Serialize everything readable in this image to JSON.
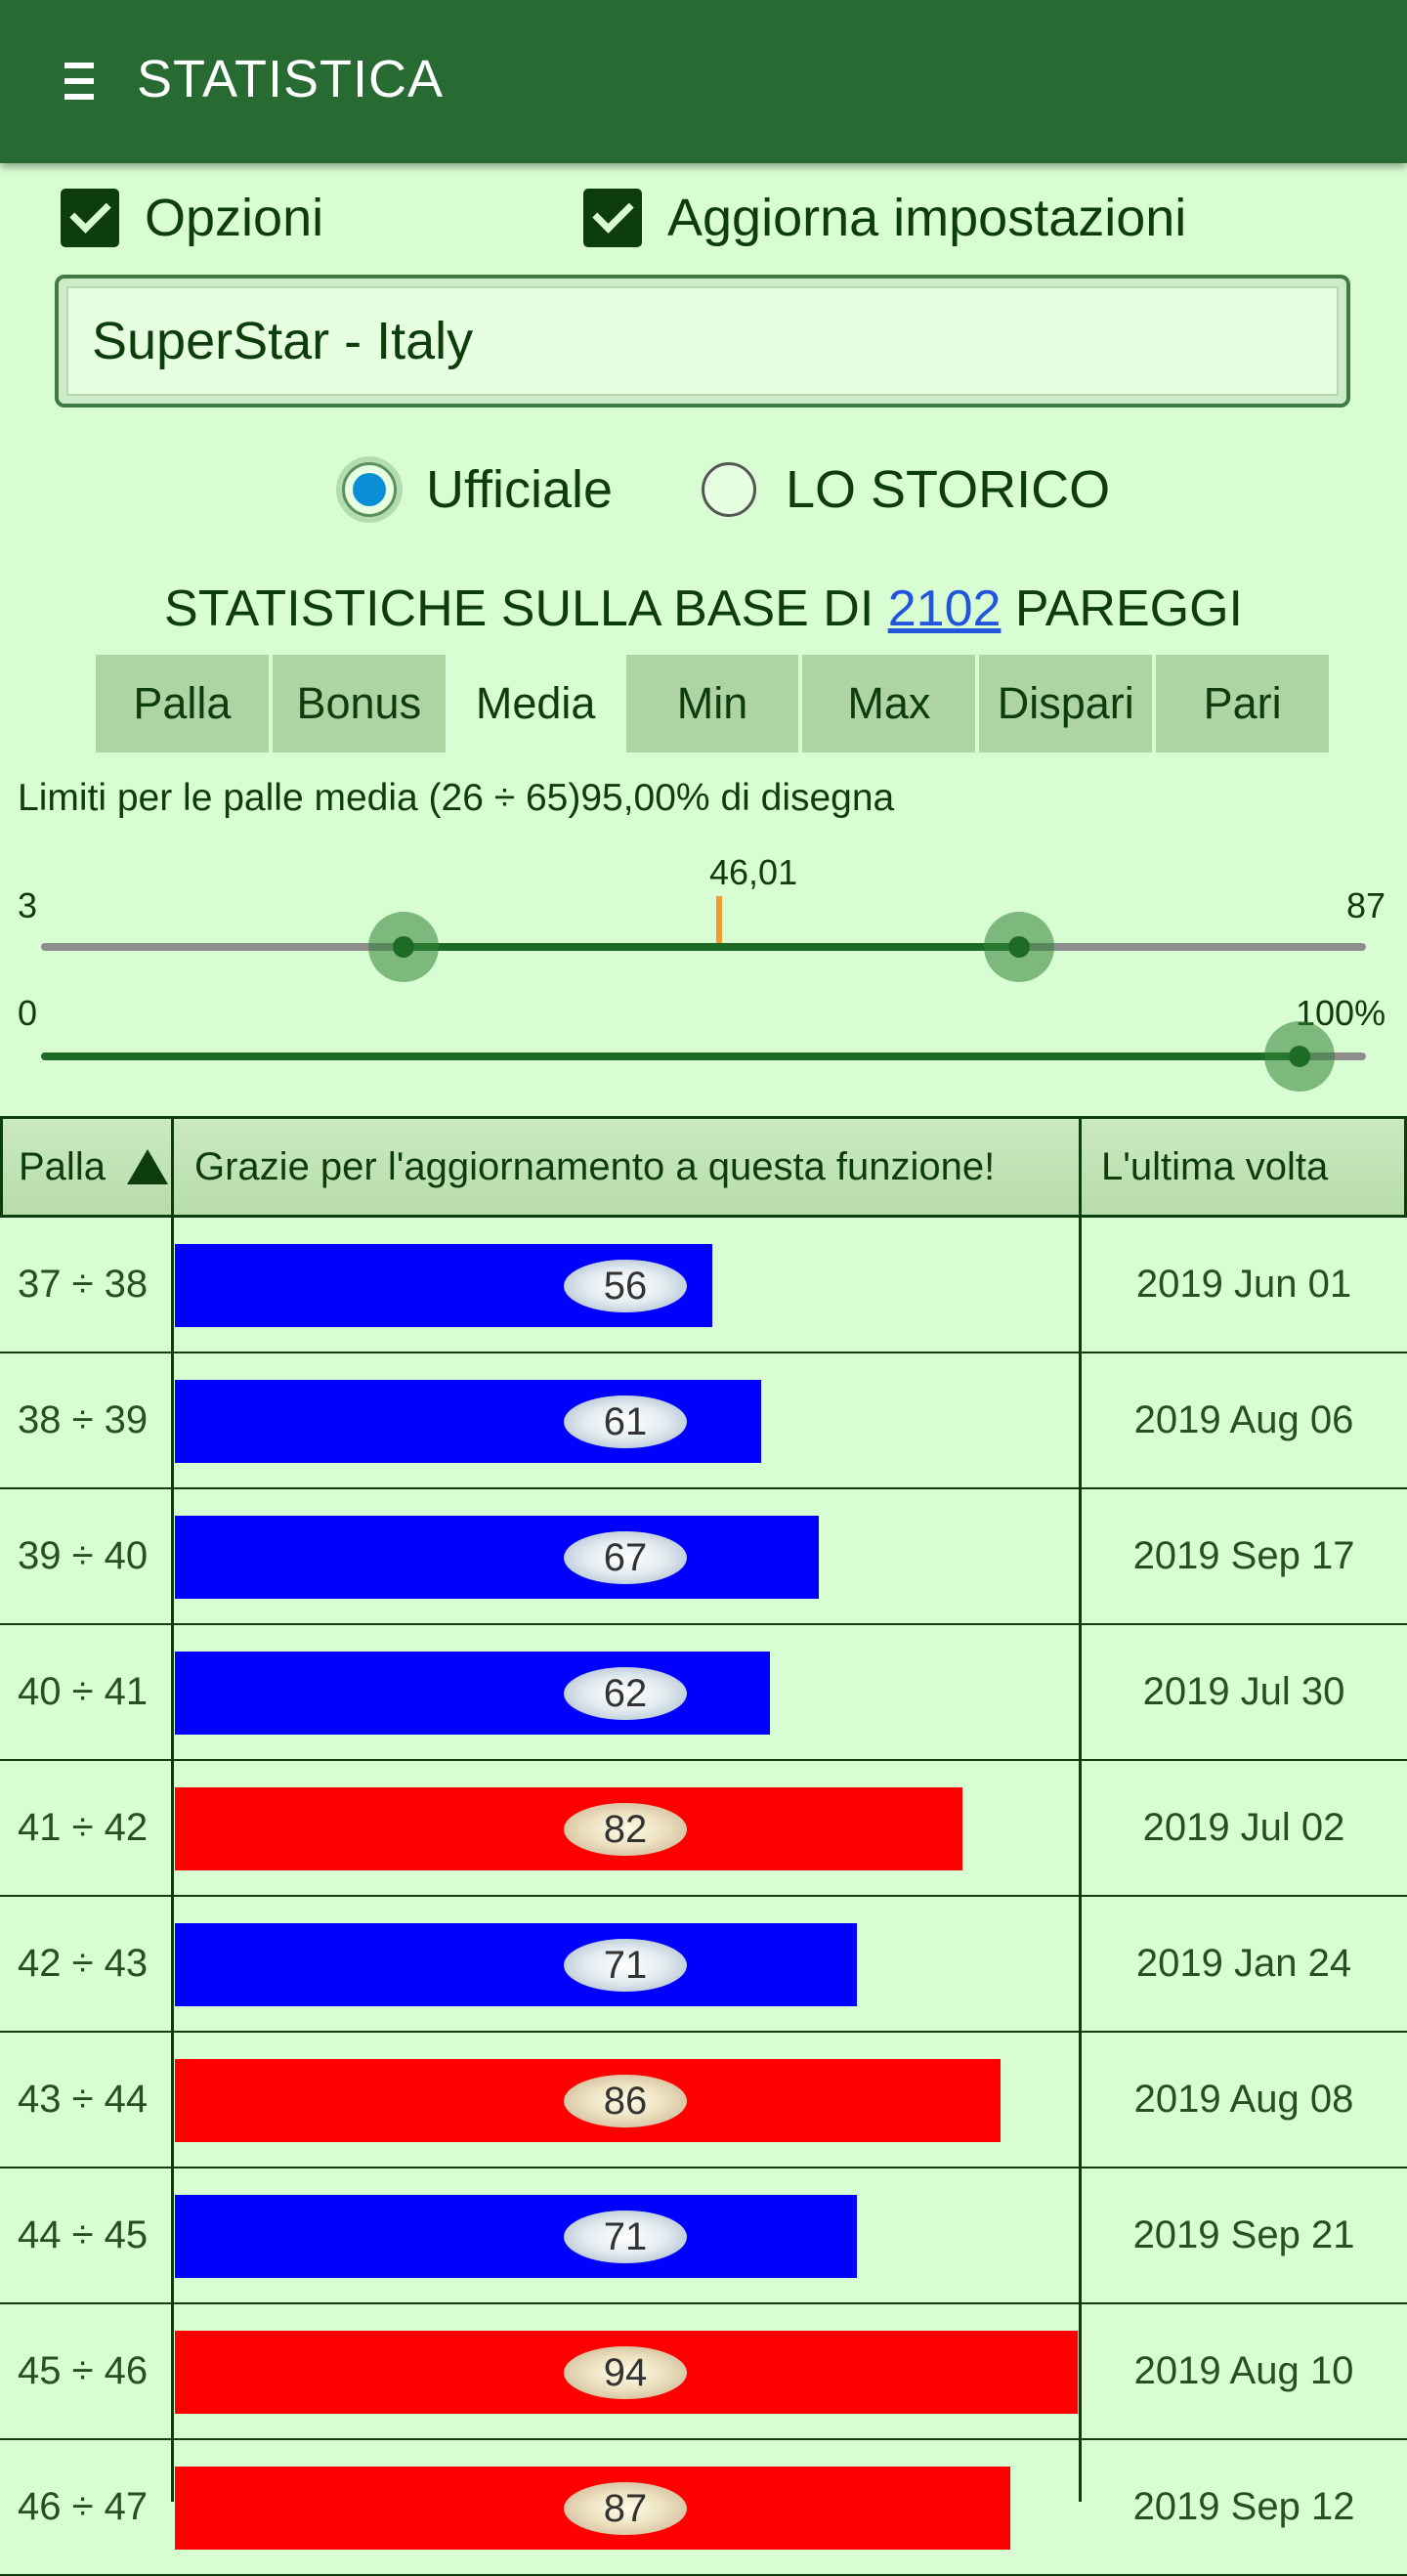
{
  "appbar": {
    "title": "STATISTICA"
  },
  "options": {
    "opzioni_label": "Opzioni",
    "aggiorna_label": "Aggiorna impostazioni"
  },
  "game": {
    "selected": "SuperStar - Italy"
  },
  "mode": {
    "ufficiale_label": "Ufficiale",
    "storico_label": "LO STORICO",
    "selected": "Ufficiale"
  },
  "headline": {
    "prefix": "STATISTICHE SULLA BASE DI ",
    "count": "2102",
    "suffix": " PAREGGI"
  },
  "tabs": [
    {
      "label": "Palla"
    },
    {
      "label": "Bonus"
    },
    {
      "label": "Media",
      "active": true
    },
    {
      "label": "Min"
    },
    {
      "label": "Max"
    },
    {
      "label": "Dispari"
    },
    {
      "label": "Pari"
    }
  ],
  "limits_text": "Limiti per le palle media (26 ÷ 65)95,00% di disegna",
  "range_slider": {
    "min_label": "3",
    "max_label": "87",
    "mean_label": "46,01",
    "min": 3,
    "max": 87,
    "low": 26,
    "high": 65,
    "mean": 46.01
  },
  "percent_slider": {
    "min_label": "0",
    "max_label": "100%",
    "value": 95
  },
  "table": {
    "headers": {
      "palla": "Palla",
      "message": "Grazie per l'aggiornamento a questa funzione!",
      "last": "L'ultima volta"
    },
    "bar_max": 94,
    "rows": [
      {
        "range": "37 ÷ 38",
        "value": 56,
        "display": "56",
        "color": "#0000ff",
        "date": "2019 Jun 01"
      },
      {
        "range": "38 ÷ 39",
        "value": 61,
        "display": "61",
        "color": "#0000ff",
        "date": "2019 Aug 06"
      },
      {
        "range": "39 ÷ 40",
        "value": 67,
        "display": "67",
        "color": "#0000ff",
        "date": "2019 Sep 17"
      },
      {
        "range": "40 ÷ 41",
        "value": 62,
        "display": "62",
        "color": "#0000ff",
        "date": "2019 Jul 30"
      },
      {
        "range": "41 ÷ 42",
        "value": 82,
        "display": "82",
        "color": "#ff0000",
        "date": "2019 Jul 02"
      },
      {
        "range": "42 ÷ 43",
        "value": 71,
        "display": "71",
        "color": "#0000ff",
        "date": "2019 Jan 24"
      },
      {
        "range": "43 ÷ 44",
        "value": 86,
        "display": "86",
        "color": "#ff0000",
        "date": "2019 Aug 08"
      },
      {
        "range": "44 ÷ 45",
        "value": 71,
        "display": "71",
        "color": "#0000ff",
        "date": "2019 Sep 21"
      },
      {
        "range": "45 ÷ 46",
        "value": 94,
        "display": "94",
        "color": "#ff0000",
        "date": "2019 Aug 10"
      },
      {
        "range": "46 ÷ 47",
        "value": 87,
        "display": "87",
        "color": "#ff0000",
        "date": "2019 Sep 12"
      }
    ]
  }
}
· · · · · · ·
▸ What is required
Filter the records for lines holding the string "display". Copy each one.

▸ Solution for this problem
        "display": "56",
        "display": "61",
        "display": "67",
        "display": "62",
        "display": "82",
        "display": "71",
        "display": "86",
        "display": "71",
        "display": "94",
        "display": "87",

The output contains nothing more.